EXERCISE TASK — Keep the pictures out and restate every record exactly.
------ ENTRIES PROVIDED ------
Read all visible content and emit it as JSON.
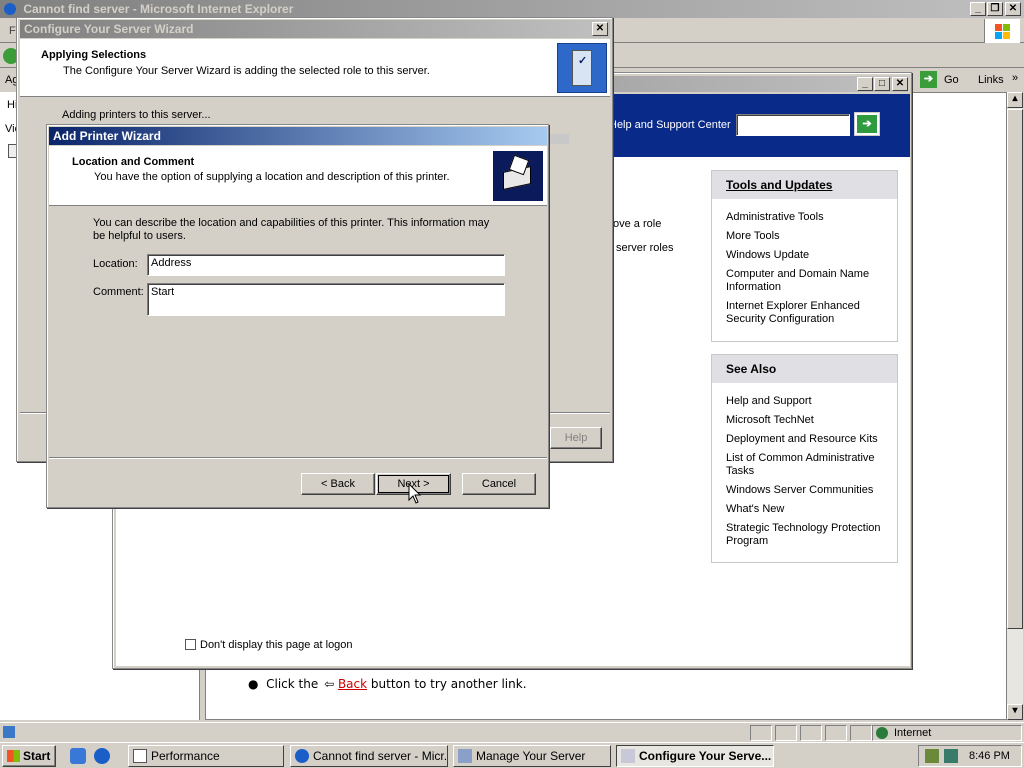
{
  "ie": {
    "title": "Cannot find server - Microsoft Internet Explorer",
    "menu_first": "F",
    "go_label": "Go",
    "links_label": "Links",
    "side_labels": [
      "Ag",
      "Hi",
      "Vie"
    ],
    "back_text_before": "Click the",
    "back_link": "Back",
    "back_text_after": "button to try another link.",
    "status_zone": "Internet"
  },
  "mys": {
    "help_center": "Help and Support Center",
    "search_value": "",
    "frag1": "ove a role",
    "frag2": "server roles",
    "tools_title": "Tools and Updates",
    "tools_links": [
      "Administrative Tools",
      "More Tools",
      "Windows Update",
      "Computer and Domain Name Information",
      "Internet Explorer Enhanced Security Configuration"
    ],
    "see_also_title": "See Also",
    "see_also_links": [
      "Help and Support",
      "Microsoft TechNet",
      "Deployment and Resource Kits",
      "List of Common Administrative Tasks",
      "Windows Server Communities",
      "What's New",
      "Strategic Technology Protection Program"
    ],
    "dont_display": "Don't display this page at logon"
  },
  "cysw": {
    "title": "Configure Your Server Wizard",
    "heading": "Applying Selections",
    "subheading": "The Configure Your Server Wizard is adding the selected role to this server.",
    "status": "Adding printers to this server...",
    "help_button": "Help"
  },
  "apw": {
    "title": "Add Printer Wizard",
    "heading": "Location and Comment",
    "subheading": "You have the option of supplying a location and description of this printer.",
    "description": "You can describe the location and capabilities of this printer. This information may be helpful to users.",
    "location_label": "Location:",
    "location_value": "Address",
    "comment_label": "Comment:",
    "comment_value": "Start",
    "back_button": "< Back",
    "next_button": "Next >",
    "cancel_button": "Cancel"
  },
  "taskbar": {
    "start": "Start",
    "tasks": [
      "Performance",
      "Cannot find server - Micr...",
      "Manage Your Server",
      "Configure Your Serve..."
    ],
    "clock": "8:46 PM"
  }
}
------
ANSWER TO THIS EXERCISE —
Read all visible content and emit it as JSON.
{
  "ie": {
    "title": "Cannot find server - Microsoft Internet Explorer",
    "menu_first": "F",
    "go_label": "Go",
    "links_label": "Links",
    "side_labels": [
      "Ag",
      "Hi",
      "Vie"
    ],
    "back_text_before": "Click the",
    "back_link": "Back",
    "back_text_after": "button to try another link.",
    "status_zone": "Internet"
  },
  "mys": {
    "help_center": "Help and Support Center",
    "search_value": "",
    "frag1": "ove a role",
    "frag2": "server roles",
    "tools_title": "Tools and Updates",
    "tools_links": [
      "Administrative Tools",
      "More Tools",
      "Windows Update",
      "Computer and Domain Name Information",
      "Internet Explorer Enhanced Security Configuration"
    ],
    "see_also_title": "See Also",
    "see_also_links": [
      "Help and Support",
      "Microsoft TechNet",
      "Deployment and Resource Kits",
      "List of Common Administrative Tasks",
      "Windows Server Communities",
      "What's New",
      "Strategic Technology Protection Program"
    ],
    "dont_display": "Don't display this page at logon"
  },
  "cysw": {
    "title": "Configure Your Server Wizard",
    "heading": "Applying Selections",
    "subheading": "The Configure Your Server Wizard is adding the selected role to this server.",
    "status": "Adding printers to this server...",
    "help_button": "Help"
  },
  "apw": {
    "title": "Add Printer Wizard",
    "heading": "Location and Comment",
    "subheading": "You have the option of supplying a location and description of this printer.",
    "description": "You can describe the location and capabilities of this printer. This information may be helpful to users.",
    "location_label": "Location:",
    "location_value": "Address",
    "comment_label": "Comment:",
    "comment_value": "Start",
    "back_button": "< Back",
    "next_button": "Next >",
    "cancel_button": "Cancel"
  },
  "taskbar": {
    "start": "Start",
    "tasks": [
      "Performance",
      "Cannot find server - Micr...",
      "Manage Your Server",
      "Configure Your Serve..."
    ],
    "clock": "8:46 PM"
  }
}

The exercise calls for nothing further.